- Required task
From the listing below, extract every line in which the word "Štruc" appears.

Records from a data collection
** START **

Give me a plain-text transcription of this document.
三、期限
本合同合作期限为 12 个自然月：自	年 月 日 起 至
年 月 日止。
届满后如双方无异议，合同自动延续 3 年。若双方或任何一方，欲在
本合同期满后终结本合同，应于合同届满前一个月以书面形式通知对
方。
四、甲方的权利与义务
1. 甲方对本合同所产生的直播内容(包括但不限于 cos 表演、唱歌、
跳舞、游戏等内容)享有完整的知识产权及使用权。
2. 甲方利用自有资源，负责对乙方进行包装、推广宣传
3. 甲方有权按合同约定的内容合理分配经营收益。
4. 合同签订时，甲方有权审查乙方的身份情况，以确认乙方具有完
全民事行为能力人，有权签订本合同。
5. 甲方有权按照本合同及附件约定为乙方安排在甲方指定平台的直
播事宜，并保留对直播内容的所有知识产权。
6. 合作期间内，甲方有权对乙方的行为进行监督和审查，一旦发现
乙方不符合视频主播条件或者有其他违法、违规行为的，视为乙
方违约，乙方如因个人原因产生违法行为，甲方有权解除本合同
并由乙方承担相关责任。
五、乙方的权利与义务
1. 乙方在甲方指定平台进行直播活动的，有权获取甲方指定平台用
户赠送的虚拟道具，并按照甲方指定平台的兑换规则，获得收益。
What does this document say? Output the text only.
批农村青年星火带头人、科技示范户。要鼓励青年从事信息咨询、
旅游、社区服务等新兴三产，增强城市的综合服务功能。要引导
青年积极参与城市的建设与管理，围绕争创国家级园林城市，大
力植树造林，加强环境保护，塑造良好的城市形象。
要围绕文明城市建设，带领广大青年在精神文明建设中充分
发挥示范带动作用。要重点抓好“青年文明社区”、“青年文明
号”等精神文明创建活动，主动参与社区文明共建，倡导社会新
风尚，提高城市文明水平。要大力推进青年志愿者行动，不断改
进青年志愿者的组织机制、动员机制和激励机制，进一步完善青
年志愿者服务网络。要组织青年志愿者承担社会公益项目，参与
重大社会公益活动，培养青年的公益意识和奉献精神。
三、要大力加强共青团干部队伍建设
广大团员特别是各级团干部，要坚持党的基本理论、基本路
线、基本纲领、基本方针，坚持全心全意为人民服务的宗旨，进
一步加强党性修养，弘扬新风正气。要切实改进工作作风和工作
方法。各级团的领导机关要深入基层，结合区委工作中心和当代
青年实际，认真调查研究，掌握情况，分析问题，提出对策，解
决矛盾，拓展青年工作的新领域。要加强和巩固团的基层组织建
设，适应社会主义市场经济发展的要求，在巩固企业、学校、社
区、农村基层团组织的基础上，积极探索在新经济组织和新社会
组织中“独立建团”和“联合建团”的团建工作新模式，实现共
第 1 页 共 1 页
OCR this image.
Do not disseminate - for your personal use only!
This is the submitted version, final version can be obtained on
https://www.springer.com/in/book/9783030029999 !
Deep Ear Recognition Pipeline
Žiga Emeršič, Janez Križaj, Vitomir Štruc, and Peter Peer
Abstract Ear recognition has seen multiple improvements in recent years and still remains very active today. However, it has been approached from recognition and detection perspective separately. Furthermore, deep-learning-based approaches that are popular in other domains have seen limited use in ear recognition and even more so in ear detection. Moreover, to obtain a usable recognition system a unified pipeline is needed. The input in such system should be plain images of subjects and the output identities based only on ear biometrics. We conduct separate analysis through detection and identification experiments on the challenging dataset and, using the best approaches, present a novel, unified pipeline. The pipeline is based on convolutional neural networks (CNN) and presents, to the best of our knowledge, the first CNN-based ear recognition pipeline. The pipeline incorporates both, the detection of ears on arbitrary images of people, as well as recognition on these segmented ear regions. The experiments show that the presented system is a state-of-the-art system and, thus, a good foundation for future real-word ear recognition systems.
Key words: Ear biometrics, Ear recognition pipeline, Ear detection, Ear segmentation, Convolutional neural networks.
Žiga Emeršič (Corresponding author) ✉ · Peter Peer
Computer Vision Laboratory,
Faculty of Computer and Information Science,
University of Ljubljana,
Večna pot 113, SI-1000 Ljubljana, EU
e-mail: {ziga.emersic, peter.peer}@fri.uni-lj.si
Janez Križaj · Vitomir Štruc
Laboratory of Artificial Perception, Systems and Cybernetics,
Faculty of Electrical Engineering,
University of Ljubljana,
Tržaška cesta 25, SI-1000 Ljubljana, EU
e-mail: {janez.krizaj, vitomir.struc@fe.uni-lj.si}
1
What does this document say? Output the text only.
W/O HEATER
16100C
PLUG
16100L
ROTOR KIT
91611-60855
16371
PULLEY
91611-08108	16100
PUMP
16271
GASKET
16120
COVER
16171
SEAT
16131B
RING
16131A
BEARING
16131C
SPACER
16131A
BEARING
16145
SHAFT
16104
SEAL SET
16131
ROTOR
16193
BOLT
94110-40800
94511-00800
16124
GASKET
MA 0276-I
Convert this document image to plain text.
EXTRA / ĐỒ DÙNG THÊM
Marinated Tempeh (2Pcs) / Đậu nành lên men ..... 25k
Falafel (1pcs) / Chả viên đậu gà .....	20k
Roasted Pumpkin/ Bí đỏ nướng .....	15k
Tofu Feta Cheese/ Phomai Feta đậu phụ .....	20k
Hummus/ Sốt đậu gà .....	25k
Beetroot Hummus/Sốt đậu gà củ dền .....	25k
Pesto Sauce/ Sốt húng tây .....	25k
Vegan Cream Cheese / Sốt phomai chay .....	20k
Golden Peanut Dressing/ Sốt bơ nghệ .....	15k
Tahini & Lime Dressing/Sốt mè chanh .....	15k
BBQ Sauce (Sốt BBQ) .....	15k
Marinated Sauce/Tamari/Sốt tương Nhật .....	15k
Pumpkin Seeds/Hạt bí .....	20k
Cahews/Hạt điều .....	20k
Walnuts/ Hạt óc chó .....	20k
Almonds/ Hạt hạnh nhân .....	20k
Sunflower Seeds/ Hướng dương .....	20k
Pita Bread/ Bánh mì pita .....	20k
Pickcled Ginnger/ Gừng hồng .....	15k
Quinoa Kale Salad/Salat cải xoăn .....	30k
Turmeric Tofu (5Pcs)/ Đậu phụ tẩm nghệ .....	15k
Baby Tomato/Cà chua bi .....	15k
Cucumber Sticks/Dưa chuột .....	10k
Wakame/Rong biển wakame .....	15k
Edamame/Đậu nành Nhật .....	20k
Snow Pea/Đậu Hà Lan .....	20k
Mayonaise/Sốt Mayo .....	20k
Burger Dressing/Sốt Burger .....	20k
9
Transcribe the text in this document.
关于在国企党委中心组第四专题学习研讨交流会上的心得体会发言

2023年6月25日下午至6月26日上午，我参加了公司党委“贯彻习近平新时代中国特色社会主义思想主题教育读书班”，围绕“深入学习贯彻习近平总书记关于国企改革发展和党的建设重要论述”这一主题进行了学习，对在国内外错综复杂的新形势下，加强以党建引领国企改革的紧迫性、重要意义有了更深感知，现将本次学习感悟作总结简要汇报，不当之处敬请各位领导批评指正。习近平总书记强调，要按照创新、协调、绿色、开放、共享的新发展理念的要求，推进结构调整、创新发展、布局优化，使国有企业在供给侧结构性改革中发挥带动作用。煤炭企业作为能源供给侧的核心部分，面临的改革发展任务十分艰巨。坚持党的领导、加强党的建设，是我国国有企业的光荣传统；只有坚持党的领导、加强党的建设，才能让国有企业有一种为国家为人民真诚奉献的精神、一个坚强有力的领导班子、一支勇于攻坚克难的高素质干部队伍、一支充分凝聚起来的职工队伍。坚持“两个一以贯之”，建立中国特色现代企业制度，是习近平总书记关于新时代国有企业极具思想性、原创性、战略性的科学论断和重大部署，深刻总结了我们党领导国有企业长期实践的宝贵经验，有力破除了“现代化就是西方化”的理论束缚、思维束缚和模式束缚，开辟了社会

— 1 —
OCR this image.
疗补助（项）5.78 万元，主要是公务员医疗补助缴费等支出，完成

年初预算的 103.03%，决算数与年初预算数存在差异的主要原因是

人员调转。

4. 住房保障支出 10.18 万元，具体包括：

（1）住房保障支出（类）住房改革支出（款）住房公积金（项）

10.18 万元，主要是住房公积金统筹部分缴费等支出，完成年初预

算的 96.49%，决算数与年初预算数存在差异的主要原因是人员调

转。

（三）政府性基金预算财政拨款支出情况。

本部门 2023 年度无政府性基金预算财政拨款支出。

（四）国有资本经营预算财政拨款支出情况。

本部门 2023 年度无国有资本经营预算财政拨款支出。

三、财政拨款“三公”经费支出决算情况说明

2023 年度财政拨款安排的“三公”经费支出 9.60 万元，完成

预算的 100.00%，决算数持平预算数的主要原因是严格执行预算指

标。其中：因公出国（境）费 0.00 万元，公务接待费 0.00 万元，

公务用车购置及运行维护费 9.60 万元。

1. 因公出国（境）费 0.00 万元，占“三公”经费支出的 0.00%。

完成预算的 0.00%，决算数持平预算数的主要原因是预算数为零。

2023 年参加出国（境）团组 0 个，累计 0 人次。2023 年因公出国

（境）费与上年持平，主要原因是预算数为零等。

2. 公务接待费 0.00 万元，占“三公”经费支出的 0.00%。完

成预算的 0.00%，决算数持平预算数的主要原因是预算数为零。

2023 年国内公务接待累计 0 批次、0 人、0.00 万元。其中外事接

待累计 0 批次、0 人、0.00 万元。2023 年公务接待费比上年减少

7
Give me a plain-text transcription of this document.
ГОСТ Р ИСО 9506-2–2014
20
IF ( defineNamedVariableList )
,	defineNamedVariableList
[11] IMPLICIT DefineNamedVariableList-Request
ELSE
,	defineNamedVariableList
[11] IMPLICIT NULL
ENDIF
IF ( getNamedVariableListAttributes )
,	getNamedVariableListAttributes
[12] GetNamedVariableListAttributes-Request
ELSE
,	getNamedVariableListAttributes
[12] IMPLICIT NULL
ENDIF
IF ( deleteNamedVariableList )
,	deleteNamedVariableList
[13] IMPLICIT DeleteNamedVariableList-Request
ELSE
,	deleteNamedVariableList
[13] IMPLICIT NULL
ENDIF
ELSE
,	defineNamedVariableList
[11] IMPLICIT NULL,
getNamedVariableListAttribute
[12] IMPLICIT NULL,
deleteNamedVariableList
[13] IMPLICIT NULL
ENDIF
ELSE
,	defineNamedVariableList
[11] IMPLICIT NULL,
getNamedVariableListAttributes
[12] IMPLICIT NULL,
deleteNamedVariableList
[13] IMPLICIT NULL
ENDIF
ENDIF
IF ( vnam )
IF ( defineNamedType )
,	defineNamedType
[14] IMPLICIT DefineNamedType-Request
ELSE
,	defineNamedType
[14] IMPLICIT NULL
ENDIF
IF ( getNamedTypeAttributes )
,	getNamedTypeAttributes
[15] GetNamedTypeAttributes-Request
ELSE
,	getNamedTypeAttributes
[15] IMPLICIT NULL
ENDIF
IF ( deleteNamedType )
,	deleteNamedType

** END **

- Reply to the task
Žiga Emeršič, Janez Križaj, Vitomir Štruc, and Peter Peer
Janez Križaj · Vitomir Štruc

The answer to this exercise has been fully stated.